Pull every line of the entries that has the word "Paste".

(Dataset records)
* Begin *
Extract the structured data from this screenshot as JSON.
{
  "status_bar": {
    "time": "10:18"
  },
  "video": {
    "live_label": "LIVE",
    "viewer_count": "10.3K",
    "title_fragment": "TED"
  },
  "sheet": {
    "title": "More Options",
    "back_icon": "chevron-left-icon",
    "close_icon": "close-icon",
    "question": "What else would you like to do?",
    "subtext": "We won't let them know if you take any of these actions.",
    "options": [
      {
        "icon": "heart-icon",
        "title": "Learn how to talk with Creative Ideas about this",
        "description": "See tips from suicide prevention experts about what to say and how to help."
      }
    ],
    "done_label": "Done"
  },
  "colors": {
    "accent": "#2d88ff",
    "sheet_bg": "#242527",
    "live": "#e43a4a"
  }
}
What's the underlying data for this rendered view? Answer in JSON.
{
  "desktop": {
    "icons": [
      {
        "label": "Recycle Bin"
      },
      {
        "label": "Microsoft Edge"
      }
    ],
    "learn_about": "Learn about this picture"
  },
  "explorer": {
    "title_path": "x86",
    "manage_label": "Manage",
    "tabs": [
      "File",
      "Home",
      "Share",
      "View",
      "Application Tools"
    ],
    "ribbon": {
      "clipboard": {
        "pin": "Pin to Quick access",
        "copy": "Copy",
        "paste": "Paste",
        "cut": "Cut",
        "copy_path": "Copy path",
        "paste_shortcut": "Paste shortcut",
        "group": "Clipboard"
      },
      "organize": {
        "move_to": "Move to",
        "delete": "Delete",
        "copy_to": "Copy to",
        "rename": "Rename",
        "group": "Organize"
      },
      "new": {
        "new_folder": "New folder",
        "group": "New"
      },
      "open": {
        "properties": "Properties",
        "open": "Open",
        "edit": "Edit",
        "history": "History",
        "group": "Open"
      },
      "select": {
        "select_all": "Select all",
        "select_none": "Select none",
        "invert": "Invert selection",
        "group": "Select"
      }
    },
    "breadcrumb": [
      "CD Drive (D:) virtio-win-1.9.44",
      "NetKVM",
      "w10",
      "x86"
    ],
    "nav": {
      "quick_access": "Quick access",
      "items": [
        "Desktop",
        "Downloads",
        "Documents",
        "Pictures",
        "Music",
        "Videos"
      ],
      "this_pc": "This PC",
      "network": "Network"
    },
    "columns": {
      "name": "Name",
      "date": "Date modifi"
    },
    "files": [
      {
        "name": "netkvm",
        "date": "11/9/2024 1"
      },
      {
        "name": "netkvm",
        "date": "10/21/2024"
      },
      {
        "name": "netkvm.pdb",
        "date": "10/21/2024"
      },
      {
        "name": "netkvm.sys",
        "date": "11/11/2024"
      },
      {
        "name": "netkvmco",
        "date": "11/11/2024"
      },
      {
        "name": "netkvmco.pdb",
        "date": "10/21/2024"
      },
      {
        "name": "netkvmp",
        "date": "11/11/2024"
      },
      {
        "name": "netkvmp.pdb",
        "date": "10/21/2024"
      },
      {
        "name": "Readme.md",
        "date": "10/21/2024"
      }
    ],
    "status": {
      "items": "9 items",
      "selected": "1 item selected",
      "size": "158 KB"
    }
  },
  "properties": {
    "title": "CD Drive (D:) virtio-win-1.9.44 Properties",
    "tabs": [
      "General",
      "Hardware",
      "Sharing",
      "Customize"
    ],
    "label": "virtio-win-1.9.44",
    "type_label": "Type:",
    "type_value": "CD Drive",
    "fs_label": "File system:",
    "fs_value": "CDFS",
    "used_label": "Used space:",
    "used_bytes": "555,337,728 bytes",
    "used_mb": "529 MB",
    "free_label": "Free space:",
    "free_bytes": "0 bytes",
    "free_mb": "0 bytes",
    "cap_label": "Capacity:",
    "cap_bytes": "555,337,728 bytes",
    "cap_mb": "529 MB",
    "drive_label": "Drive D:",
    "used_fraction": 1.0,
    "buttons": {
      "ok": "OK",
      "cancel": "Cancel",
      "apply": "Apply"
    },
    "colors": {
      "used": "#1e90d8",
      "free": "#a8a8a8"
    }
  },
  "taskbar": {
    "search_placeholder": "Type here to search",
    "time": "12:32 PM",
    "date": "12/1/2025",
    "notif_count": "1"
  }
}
* End *
The response
        "paste": "Paste",
        "paste_shortcut": "Paste shortcut",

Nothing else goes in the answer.